## What is required
Copy every line in which the string "content" occurs.

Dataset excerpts
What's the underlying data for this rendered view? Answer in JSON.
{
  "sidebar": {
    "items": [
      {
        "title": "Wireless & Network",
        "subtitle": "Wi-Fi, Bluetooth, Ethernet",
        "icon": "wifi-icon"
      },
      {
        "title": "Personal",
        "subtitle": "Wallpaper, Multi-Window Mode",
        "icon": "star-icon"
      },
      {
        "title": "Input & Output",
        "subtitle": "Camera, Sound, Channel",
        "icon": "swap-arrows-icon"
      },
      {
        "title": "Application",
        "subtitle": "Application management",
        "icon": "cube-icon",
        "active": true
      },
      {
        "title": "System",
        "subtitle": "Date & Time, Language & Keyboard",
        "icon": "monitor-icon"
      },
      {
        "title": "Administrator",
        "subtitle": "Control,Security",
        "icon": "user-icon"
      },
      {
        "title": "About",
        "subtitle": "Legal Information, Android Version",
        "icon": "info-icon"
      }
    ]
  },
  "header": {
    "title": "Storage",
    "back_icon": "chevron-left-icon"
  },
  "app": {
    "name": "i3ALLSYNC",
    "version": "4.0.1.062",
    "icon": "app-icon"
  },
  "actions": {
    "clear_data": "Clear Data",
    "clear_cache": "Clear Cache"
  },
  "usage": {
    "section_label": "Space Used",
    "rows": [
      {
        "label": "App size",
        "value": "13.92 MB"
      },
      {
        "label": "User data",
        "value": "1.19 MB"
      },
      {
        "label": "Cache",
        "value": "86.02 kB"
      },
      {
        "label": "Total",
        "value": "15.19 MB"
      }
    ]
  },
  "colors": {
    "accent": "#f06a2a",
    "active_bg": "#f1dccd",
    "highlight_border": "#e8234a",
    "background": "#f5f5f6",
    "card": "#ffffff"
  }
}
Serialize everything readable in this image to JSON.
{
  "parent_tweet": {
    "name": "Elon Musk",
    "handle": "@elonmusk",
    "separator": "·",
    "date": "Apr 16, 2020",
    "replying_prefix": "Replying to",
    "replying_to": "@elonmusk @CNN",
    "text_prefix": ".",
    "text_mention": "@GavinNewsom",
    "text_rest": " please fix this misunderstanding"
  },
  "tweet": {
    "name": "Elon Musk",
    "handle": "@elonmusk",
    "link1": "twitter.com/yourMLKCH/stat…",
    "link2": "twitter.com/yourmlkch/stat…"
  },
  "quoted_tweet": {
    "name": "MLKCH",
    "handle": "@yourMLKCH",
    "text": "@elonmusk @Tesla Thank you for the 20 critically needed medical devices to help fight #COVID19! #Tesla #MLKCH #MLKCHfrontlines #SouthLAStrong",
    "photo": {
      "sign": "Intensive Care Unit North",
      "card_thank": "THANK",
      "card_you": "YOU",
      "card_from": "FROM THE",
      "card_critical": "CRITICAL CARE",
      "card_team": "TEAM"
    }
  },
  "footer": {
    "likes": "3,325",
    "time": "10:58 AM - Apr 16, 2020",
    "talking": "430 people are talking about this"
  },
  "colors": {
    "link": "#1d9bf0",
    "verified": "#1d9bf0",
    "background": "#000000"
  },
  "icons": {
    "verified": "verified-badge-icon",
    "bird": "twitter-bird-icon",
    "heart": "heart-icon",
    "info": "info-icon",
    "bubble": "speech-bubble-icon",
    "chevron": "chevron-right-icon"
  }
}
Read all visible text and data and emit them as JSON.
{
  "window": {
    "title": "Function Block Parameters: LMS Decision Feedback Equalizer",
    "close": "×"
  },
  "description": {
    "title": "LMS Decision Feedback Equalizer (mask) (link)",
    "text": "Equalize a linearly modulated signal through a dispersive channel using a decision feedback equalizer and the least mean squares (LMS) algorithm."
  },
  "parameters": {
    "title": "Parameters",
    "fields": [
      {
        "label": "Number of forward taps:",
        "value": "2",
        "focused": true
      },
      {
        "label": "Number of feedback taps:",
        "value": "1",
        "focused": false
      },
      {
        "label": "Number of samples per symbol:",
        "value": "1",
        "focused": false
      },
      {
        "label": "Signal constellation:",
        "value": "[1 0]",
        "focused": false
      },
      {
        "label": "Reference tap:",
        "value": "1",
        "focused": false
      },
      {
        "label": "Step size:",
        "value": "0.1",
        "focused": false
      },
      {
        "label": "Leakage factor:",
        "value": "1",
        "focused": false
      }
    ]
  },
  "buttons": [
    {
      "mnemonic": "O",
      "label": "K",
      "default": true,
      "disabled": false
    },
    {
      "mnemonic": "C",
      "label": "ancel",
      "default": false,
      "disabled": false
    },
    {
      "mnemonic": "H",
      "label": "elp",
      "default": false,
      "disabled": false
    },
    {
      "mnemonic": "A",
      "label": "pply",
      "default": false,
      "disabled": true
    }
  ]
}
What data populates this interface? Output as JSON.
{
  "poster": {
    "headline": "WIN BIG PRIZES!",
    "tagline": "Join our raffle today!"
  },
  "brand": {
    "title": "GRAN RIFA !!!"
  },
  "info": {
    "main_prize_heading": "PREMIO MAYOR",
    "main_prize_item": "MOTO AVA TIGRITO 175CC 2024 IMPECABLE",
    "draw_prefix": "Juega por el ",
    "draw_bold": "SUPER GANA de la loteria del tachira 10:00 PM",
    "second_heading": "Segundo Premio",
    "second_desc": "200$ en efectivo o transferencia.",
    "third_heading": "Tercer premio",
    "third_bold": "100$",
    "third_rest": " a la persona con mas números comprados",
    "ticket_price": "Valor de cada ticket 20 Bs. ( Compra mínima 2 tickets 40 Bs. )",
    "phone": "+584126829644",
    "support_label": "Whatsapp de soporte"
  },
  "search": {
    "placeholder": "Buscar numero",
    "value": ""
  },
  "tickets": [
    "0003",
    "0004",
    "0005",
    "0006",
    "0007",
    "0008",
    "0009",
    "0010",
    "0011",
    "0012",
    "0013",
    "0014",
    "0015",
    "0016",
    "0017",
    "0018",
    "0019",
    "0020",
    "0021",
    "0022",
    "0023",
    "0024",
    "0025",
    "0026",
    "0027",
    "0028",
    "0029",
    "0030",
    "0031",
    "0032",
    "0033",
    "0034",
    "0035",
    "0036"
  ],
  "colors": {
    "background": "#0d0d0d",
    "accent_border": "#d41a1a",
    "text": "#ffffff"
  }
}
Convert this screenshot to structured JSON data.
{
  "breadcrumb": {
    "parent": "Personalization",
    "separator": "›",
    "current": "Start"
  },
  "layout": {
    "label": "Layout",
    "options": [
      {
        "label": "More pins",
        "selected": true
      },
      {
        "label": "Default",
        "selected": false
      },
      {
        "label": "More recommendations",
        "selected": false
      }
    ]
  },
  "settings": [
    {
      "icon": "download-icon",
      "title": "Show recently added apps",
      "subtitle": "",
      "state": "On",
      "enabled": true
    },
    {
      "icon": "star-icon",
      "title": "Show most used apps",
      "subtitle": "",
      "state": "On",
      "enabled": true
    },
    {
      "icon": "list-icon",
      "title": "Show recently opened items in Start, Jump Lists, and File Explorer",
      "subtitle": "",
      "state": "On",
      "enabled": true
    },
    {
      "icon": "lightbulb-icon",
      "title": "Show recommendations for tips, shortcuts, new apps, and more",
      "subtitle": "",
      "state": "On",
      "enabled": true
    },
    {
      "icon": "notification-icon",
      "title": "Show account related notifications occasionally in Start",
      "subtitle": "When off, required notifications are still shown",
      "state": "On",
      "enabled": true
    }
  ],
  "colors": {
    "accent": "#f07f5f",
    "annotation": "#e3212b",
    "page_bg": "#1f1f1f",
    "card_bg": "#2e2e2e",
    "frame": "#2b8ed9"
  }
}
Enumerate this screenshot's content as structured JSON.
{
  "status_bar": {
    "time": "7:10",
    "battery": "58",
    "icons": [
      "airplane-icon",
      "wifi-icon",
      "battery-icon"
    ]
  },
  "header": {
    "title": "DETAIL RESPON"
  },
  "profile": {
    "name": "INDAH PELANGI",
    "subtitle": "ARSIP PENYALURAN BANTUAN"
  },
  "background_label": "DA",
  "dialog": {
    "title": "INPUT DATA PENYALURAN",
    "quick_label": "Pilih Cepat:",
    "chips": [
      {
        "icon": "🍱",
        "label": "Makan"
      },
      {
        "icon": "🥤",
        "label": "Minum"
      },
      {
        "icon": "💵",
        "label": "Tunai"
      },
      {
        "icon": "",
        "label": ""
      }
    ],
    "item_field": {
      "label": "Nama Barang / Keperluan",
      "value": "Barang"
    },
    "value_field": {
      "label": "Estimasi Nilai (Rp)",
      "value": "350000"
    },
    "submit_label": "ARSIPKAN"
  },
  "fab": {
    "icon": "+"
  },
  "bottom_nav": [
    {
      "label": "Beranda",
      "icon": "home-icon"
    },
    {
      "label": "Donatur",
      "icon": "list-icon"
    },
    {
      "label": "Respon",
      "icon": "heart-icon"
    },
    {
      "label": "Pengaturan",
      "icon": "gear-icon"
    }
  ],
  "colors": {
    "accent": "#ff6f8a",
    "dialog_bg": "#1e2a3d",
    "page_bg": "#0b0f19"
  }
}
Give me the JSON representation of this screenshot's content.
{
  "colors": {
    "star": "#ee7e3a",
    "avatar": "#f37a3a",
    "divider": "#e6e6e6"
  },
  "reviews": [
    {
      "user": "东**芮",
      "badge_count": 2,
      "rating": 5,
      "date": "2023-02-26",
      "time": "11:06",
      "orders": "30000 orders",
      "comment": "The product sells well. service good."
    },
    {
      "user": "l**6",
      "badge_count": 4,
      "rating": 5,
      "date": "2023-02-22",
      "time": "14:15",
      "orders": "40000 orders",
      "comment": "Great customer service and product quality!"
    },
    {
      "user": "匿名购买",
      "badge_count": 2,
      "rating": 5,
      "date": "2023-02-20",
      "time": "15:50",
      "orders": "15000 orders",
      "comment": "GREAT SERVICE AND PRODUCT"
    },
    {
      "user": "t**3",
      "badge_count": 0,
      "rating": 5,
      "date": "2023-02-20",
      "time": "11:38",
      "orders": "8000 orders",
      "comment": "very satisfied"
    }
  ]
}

## Response for this exercise
Enumerate this screenshot's content as structured JSON.
Give me the JSON representation of this screenshot's content.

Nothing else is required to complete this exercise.